Records from a data source:
######
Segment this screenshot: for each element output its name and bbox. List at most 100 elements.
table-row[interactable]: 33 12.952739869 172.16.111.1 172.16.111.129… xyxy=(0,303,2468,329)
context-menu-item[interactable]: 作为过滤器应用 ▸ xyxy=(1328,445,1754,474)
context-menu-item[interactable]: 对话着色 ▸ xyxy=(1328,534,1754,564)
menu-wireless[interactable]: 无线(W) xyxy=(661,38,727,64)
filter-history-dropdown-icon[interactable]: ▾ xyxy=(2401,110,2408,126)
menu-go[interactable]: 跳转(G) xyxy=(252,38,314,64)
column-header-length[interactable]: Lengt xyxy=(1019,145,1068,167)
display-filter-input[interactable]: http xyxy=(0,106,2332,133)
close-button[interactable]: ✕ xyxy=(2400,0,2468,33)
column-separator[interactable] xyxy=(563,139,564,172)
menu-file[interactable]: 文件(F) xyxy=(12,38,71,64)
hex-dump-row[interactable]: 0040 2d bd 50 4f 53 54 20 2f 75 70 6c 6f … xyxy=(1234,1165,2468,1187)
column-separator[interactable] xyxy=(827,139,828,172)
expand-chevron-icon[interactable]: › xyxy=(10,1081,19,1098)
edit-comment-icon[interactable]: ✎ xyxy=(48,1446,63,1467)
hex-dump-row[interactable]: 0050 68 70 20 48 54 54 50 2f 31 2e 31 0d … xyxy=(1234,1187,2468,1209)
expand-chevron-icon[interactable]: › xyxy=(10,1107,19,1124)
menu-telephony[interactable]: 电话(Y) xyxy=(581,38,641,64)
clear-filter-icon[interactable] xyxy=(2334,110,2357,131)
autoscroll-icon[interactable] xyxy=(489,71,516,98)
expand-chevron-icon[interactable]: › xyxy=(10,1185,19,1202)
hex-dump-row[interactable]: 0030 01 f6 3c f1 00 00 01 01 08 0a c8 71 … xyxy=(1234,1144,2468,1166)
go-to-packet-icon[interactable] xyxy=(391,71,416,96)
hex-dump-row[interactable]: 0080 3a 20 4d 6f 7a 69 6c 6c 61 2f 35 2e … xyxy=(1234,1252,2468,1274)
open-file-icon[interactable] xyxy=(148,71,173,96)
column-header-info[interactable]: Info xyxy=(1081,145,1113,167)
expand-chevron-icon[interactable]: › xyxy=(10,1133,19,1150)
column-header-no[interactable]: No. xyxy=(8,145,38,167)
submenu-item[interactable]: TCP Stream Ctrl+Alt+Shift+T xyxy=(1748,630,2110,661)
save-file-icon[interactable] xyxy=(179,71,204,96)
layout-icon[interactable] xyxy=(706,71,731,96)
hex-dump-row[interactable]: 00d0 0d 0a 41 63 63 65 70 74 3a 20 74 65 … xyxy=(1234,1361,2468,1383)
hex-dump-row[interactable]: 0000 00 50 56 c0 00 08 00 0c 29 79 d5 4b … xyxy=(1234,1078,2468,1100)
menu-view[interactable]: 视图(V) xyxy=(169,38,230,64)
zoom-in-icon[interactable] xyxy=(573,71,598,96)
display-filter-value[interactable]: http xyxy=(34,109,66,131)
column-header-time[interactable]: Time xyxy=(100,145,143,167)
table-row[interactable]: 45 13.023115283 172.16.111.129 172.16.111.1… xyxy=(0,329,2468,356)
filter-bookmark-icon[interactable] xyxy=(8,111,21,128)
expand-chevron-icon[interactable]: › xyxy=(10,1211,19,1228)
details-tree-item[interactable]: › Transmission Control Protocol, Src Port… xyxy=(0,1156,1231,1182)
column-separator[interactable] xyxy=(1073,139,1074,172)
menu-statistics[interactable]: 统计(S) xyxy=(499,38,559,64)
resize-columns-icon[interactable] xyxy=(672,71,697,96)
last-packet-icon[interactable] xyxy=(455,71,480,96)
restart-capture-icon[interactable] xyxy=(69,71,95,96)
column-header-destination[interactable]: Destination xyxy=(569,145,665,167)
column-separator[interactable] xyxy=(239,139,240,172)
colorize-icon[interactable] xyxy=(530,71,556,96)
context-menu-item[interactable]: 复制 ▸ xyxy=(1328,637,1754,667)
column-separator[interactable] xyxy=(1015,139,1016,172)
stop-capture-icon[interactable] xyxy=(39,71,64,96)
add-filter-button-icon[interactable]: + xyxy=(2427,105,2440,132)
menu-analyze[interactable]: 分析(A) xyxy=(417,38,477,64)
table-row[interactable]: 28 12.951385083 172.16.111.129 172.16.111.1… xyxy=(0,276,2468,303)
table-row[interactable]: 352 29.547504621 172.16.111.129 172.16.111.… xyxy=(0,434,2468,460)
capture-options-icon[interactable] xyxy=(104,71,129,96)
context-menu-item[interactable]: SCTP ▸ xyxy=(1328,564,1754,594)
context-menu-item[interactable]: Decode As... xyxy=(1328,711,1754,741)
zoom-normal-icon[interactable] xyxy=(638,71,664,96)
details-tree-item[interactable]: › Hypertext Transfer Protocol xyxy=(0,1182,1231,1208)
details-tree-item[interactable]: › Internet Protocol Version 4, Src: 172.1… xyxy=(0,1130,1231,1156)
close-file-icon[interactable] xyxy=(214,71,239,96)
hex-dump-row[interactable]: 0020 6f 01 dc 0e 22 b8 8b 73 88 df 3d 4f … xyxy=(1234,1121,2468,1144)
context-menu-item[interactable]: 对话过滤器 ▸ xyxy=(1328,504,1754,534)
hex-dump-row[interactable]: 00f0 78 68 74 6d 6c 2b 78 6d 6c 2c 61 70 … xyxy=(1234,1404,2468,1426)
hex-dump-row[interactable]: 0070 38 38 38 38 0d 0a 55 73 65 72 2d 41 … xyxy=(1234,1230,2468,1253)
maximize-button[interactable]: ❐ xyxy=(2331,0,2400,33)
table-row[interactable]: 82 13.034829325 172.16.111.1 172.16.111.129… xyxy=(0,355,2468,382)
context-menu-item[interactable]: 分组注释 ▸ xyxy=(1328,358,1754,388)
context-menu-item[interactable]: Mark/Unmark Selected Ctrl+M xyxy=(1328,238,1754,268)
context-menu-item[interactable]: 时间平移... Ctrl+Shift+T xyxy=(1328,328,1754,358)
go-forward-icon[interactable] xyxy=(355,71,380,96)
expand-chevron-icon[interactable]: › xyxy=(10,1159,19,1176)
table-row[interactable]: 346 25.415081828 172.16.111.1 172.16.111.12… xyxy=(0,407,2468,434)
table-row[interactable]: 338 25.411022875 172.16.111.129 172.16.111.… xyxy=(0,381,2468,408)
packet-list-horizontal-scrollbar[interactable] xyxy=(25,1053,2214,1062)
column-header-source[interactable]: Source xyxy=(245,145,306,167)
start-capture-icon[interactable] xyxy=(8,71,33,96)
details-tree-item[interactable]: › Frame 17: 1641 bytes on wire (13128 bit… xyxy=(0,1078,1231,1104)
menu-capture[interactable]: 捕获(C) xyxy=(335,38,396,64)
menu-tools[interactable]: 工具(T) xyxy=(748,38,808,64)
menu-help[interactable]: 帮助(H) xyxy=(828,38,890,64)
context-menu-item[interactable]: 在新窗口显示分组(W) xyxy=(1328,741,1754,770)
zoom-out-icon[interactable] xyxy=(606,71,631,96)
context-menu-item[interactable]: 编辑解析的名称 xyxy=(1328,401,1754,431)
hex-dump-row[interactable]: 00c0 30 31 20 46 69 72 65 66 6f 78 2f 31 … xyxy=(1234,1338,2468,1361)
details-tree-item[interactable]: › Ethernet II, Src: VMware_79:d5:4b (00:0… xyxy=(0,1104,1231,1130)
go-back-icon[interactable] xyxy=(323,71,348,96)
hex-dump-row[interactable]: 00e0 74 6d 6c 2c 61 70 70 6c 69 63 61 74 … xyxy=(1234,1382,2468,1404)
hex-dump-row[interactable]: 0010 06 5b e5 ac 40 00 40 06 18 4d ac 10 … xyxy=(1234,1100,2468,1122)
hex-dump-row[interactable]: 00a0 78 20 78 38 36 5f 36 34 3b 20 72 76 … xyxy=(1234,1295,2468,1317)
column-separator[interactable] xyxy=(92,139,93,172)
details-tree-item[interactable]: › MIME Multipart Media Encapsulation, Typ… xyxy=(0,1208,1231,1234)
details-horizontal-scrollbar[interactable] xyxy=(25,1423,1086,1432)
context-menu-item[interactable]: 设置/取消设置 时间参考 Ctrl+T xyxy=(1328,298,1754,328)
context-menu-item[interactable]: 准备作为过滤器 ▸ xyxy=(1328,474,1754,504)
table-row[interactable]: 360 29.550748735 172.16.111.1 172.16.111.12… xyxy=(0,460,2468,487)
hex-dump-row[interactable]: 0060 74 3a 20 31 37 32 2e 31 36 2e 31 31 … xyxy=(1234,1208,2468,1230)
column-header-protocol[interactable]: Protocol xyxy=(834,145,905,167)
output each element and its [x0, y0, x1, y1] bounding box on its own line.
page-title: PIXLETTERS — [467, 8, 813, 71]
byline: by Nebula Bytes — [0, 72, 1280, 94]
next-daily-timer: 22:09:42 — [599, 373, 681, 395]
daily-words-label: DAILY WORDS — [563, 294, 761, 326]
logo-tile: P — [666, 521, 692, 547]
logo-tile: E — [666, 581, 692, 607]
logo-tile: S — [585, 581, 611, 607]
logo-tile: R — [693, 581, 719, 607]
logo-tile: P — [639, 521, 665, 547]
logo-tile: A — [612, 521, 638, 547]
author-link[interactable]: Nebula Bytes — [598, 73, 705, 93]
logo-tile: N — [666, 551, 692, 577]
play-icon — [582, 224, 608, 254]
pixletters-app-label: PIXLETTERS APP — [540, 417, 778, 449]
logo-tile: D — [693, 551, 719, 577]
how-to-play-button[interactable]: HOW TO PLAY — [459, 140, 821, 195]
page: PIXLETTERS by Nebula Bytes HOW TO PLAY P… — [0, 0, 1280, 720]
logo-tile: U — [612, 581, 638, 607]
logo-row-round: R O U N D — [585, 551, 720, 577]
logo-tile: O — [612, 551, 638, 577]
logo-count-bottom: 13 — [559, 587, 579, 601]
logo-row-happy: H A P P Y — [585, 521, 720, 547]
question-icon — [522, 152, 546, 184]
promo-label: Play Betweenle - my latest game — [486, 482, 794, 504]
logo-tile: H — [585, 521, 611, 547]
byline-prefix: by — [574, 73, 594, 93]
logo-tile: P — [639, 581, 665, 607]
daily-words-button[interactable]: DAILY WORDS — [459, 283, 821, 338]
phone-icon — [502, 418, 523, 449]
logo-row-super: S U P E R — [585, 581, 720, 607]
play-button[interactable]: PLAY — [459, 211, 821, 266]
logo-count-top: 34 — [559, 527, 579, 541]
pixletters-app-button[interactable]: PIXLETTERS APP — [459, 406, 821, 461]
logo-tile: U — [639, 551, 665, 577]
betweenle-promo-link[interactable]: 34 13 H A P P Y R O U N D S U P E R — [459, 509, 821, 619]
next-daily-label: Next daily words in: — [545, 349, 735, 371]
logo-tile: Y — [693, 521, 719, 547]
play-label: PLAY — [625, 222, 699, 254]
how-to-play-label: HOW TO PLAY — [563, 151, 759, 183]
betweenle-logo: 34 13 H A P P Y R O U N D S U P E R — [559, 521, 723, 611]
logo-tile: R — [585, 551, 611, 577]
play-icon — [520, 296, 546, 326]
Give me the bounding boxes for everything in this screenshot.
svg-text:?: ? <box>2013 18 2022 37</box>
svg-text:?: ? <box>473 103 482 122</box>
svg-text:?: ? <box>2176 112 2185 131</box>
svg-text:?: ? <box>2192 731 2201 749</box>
######
• Do this: Count the lines in the records above that contain the string "close", and give only the number.

• Response below: 2